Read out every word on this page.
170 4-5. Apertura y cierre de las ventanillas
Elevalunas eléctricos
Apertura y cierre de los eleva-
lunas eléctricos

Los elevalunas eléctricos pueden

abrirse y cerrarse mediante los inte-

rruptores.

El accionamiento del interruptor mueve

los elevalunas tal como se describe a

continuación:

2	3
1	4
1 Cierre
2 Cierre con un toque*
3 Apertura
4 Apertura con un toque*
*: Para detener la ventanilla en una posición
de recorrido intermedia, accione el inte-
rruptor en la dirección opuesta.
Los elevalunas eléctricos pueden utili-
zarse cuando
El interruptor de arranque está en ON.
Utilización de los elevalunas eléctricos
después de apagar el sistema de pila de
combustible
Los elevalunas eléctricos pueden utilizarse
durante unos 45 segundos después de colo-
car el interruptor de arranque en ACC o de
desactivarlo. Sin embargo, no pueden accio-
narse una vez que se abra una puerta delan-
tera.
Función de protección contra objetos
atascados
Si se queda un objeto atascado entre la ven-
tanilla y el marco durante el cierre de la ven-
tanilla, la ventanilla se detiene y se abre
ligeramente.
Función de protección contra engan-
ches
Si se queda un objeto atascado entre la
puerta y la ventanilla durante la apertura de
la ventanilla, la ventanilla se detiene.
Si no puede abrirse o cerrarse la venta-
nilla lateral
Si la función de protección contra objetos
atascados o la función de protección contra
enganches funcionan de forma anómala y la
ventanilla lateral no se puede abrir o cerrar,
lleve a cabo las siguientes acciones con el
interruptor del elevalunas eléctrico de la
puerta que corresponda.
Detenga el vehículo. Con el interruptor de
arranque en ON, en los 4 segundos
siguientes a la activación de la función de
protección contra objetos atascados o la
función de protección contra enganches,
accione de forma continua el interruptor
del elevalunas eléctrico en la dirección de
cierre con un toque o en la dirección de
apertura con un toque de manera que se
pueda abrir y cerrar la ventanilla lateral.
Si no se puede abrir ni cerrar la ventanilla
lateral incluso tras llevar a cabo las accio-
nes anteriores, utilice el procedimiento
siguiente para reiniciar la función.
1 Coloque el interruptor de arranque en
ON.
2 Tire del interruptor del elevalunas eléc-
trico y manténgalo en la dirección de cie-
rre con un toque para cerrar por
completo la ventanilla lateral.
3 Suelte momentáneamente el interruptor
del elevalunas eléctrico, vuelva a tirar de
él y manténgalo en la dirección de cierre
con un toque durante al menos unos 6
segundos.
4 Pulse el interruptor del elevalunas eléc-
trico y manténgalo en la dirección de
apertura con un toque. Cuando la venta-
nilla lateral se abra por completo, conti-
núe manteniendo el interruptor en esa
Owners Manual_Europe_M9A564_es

## [EXERCISE GOAL]
Copy each line above that contains the word "durante".

## [WRITTEN SOLUTION]
durante unos 45 segundos después de colo-
tanilla y el marco durante el cierre de la ven-
puerta y la ventanilla durante la apertura de
con un toque durante al menos unos 6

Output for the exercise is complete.